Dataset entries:

** BEGIN **

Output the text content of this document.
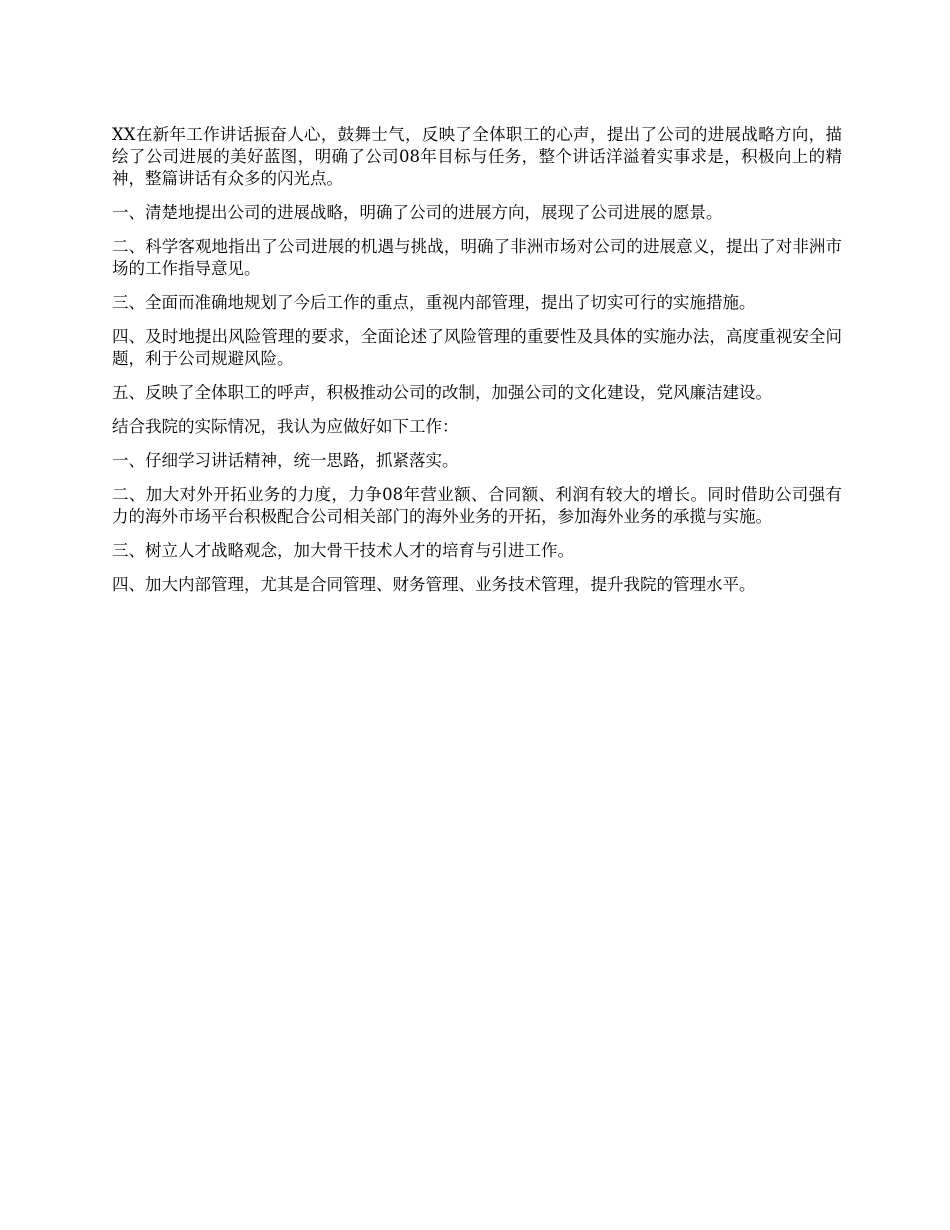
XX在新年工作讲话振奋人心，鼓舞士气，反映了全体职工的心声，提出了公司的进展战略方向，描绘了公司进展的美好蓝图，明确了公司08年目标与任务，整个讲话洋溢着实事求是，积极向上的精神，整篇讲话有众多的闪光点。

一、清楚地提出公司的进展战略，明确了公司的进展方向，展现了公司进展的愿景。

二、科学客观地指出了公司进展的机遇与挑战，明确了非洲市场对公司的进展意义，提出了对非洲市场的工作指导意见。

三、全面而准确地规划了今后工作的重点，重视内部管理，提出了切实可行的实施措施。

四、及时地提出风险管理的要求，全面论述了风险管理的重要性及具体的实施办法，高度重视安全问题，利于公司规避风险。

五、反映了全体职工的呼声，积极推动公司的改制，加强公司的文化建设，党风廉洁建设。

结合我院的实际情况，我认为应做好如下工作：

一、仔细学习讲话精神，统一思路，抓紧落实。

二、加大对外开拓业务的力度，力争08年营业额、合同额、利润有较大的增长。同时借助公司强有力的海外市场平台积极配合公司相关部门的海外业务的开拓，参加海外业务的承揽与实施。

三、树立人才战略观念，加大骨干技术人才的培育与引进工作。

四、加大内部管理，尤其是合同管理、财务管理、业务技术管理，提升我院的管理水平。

** END **
** BEGIN **

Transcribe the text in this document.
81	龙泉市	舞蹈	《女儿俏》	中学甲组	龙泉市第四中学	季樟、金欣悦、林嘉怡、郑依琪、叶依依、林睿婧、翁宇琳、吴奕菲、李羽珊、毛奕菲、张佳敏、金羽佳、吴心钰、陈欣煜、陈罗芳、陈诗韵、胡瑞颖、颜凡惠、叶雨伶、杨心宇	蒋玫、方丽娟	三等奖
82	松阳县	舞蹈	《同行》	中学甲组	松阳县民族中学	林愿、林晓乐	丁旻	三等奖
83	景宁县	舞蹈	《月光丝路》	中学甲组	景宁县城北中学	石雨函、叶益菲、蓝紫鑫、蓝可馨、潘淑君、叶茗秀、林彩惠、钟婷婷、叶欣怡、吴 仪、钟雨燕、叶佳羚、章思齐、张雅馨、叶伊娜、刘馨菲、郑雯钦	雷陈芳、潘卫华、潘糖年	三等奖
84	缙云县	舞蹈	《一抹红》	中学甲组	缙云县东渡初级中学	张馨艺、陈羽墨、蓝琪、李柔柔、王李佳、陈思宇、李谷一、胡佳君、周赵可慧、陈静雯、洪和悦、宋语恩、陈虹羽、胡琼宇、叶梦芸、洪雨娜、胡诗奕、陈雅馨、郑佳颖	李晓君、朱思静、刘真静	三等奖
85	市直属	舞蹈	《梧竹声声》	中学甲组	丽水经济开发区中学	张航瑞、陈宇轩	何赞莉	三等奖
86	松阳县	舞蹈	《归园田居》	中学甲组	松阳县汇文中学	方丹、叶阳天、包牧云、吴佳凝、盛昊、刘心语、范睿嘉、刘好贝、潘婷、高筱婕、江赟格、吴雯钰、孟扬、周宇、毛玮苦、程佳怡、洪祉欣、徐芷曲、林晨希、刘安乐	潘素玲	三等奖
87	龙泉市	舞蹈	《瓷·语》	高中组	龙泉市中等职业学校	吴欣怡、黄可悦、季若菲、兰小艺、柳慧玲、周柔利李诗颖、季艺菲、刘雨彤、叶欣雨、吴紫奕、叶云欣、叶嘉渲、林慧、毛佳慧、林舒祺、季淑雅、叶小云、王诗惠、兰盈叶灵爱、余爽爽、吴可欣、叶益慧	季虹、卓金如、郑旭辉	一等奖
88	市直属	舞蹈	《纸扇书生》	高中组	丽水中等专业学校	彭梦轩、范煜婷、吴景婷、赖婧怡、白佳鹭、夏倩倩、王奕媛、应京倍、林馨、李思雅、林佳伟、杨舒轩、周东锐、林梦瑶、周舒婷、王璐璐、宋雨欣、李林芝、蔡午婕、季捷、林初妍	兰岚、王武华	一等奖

** END **

__THE TASK__
Find the word "this" in the data and copy out each line where it turns up.

__RESPONSE__
Output the text content of this document.
Transcribe the text in this document.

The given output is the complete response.